▸ **Source document**:

---

Flying low over the golden conifers in the magical early evening light, the delta of the Ob River sure looks like Canada’s Mackenzie. “Peculiar travel suggestions are dancing lessons from God,” Kurt Vonnegut wrote in Cat’s Cradle. It’s that delightful credo that leads me to the Arctic coast of Siberian Russia, to Salekhard, a town of 37,000 souls sitting precisely on the Arctic Circle.
It’s September 2006, and I’ve been invited to the obscure Northern Travelling Film Festival to screen and discuss two of my Arctic films and to share stories and experiences with Siberians and other Nordic filmmakers, to shake hands with our northern neighbours.
Farley Mowat used to remind us that the Arctic is more than a place, it’s a state of mind—one that Canadians and Russians particularly share. In Mao’s China they used to say that women hold up “the other half of the sky.” Well, Canadians and Russians share the same lofty polar sky, wonder at the same northern lights, and touch each other spiritually along a lengthy, icebound border over the pole. We share a lot with Russians. Like Canada’s Arctic, where oil, gas, and minerals are abundant, Russia’s Arctic is also rich in oil and gas. As we touch down and taxi to the sparkling new steel and glass igloo-inspired terminal building, I see rows of Mi-8 helicopters and satellite, microwave, and Cold War-vintage “early warning” stations—the Soviet Union’s version of the dew Line.
I’m the only Canadian filmmaker invited to the film festival this year. It was started in 2000 by award-winning Russian ethnologist and filmmaker Andrei Golovnev and his dynamic sister, Marina Yuzhaninova. They wanted to bring together filmmakers, ethnographers, and anthropologists from polar nations to share ideas and to work together on projects of mutual interest. In fact, there are two film festivals happening in this small town simultaneously—a Russian-only festival of anthropological films and the “travelling festival.” In 2004, the prize for “best enlightening” film in the Russian-only event had the dramatic title Domestication of Tiny Deers. It’s going to be a bizarre few days.

---

▸ **Directive A**:
Summarize the travel piece about Salekhard in two sentences.
▸ **Directive B**:
Reproduce the passage from the Salekhard travel piece that begins at the words "Farley Mowat used" and stops after "the dew Line.".
▸ **Directive C**:
According to the travel piece about Salekhard, what film won the 2004 prize for "best enlightening" film in the Russian-only festival?

▸ **Given data**:
---

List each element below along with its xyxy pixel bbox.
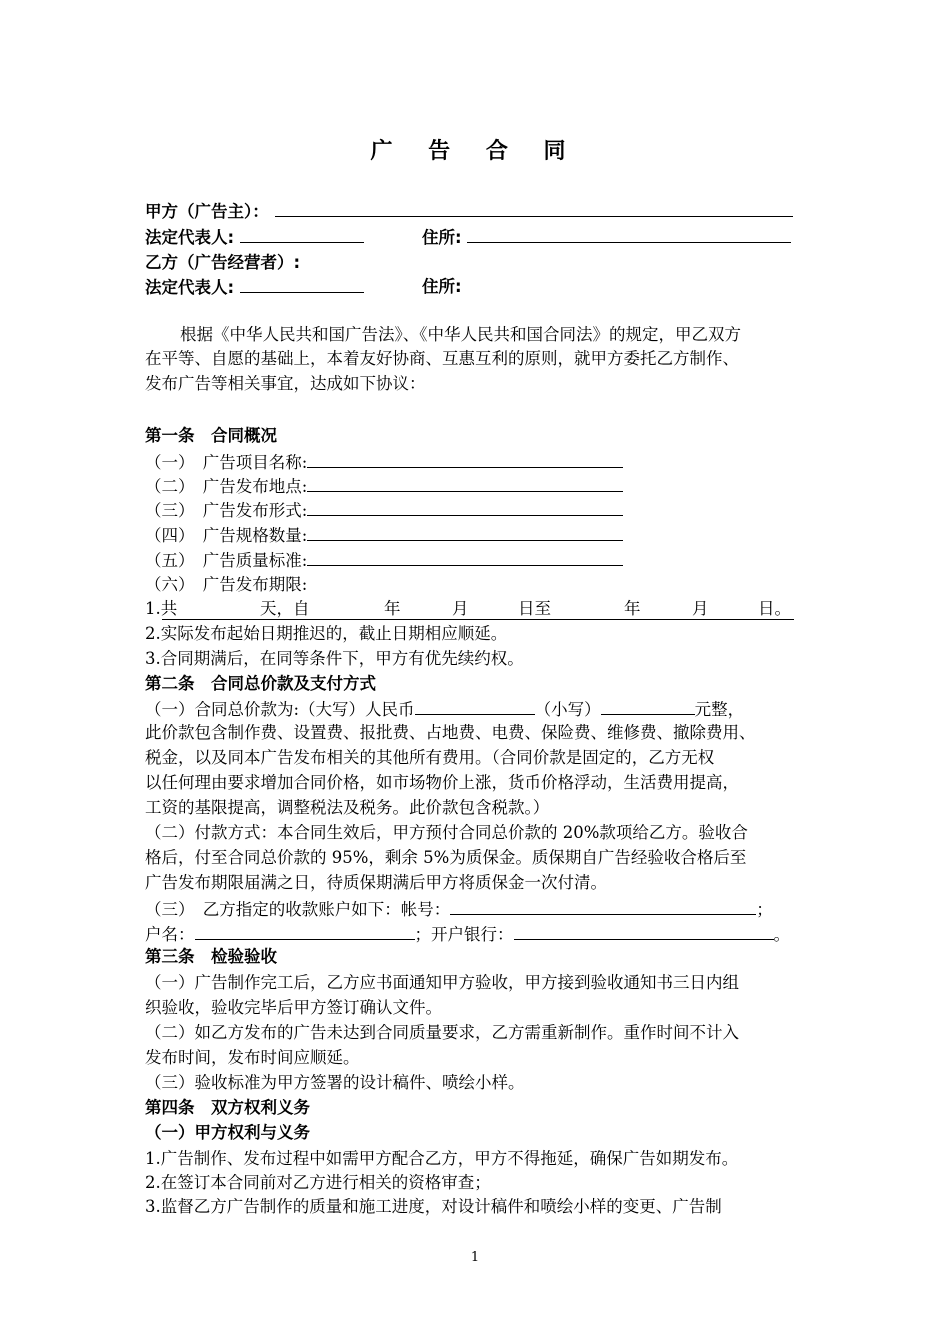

---

▸ **Answer A**:
In September 2006, the narrator travels to Salekhard, a town of 37,000 on the Arctic Circle in Siberian Russia, after being invited to the Northern Travelling Film Festival to screen and discuss two Arctic films. The festival was started in 2000 by Andrei Golovnev and Marina Yuzhaninova to bring together filmmakers, ethnographers, and anthropologists from polar nations, and the narrator is the only Canadian filmmaker invited this year.

▸ **Answer B**:
Farley Mowat used to remind us that the Arctic is more than a place, it’s a state of mind—one that Canadians and Russians particularly share. In Mao’s China they used to say that women hold up “the other half of the sky.” Well, Canadians and Russians share the same lofty polar sky, wonder at the same northern lights, and touch each other spiritually along a lengthy, icebound border over the pole. We share a lot with Russians. Like Canada’s Arctic, where oil, gas, and minerals are abundant, Russia’s Arctic is also rich in oil and gas. As we touch down and taxi to the sparkling new steel and glass igloo-inspired terminal building, I see rows of Mi-8 helicopters and satellite, microwave, and Cold War-vintage “early warning” stations—the Soviet Union’s version of the dew Line.

▸ **Answer C**:
Domestication of Tiny Deers